* begin *

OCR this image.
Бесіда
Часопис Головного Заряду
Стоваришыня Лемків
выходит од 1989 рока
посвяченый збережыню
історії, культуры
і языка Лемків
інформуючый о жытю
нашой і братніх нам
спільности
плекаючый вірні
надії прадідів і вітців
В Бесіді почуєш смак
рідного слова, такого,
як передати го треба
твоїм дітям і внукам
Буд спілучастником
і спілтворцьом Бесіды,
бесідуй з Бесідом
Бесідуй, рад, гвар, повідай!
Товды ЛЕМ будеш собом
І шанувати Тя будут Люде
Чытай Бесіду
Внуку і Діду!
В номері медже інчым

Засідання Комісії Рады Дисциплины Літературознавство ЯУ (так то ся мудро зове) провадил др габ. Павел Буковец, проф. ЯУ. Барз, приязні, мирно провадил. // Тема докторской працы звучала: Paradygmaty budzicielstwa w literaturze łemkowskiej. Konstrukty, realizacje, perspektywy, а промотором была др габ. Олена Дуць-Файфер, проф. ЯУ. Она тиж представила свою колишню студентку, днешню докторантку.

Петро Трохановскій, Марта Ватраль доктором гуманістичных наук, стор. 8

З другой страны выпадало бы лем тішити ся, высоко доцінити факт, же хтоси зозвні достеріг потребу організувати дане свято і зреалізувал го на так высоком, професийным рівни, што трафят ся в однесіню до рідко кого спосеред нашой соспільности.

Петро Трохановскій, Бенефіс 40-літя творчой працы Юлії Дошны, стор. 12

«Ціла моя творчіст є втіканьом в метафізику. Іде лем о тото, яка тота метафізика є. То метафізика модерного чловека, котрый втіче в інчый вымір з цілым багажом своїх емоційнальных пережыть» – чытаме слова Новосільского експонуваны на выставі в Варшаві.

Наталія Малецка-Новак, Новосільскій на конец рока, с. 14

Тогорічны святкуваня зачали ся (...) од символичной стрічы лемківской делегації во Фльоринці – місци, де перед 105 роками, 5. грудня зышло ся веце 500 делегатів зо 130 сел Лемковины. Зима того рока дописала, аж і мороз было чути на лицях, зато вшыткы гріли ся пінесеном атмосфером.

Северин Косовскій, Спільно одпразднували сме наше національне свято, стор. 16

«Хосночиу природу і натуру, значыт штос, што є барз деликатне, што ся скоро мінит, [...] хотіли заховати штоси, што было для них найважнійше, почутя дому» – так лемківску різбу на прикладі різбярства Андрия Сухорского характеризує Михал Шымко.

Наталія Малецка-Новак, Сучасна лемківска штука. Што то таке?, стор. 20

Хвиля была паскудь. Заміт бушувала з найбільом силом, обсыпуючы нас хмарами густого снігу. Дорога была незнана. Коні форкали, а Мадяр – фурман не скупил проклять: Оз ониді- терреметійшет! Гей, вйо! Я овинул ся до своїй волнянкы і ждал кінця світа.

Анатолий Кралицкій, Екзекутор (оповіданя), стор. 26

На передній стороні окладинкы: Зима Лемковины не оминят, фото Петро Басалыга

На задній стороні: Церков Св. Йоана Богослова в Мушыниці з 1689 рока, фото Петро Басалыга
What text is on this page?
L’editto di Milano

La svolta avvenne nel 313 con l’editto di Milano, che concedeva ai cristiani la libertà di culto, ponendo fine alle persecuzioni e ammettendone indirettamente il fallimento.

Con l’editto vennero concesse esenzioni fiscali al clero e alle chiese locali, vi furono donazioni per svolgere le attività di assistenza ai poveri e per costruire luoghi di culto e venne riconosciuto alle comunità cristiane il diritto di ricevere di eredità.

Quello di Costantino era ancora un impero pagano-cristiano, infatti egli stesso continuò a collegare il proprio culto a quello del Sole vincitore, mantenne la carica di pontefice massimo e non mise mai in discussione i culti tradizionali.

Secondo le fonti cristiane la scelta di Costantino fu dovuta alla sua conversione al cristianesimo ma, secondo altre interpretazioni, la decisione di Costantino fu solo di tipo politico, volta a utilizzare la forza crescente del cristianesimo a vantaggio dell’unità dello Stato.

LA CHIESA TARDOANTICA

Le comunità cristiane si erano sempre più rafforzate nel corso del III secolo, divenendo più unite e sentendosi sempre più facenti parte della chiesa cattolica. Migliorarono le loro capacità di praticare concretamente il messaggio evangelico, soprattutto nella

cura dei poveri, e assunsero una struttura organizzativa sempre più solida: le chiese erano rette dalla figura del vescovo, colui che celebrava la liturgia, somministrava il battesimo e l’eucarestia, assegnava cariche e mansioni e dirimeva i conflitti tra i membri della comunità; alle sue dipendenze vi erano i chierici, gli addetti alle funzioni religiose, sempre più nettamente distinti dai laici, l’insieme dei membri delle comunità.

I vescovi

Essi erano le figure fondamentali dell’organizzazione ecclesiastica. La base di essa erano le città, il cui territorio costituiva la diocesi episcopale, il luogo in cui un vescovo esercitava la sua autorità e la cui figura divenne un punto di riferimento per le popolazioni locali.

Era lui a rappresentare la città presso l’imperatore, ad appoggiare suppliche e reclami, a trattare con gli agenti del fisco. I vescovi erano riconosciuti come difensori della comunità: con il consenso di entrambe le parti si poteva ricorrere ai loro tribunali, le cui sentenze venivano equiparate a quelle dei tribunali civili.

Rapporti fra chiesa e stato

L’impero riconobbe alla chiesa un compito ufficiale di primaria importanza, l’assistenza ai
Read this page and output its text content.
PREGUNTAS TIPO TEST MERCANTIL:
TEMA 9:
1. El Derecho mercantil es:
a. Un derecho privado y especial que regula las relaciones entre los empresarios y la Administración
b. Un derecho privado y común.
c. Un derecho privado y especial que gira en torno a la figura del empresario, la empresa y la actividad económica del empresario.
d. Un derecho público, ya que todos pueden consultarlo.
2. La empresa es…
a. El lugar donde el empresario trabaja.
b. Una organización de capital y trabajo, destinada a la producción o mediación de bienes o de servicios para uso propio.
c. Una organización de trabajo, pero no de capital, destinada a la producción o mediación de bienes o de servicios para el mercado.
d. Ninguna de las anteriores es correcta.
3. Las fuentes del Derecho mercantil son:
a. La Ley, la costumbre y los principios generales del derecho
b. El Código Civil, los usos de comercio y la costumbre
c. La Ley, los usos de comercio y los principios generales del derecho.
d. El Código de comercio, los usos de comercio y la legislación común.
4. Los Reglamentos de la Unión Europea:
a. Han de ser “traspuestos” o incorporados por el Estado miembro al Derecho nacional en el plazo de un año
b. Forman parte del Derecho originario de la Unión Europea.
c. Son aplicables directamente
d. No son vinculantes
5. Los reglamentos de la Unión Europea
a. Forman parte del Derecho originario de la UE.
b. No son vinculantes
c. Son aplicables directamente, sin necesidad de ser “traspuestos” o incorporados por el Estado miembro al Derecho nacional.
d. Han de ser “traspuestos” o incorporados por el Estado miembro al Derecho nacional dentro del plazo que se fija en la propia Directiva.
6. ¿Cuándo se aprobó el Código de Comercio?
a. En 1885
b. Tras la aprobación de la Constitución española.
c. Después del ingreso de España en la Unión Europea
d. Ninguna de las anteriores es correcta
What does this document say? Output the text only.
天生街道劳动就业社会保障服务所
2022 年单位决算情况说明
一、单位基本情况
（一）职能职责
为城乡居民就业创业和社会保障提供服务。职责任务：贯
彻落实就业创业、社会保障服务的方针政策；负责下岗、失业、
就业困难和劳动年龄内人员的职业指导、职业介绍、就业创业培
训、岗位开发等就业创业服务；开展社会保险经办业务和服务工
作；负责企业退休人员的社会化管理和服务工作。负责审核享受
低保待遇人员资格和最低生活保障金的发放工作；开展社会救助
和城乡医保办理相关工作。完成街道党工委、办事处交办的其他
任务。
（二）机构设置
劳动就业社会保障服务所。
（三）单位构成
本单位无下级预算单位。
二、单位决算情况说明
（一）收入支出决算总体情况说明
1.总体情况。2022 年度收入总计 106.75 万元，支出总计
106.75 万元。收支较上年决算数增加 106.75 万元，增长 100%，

* end *

INSTRUCTIONS FOR THE TASK —
From the entries above, select each line containing the string "Басалыга".

RESPONSE TO THE EXERCISE —
На передній стороні окладинкы: Зима Лемковины не оминят, фото Петро Басалыга
На задній стороні: Церков Св. Йоана Богослова в Мушыниці з 1689 рока, фото Петро Басалыга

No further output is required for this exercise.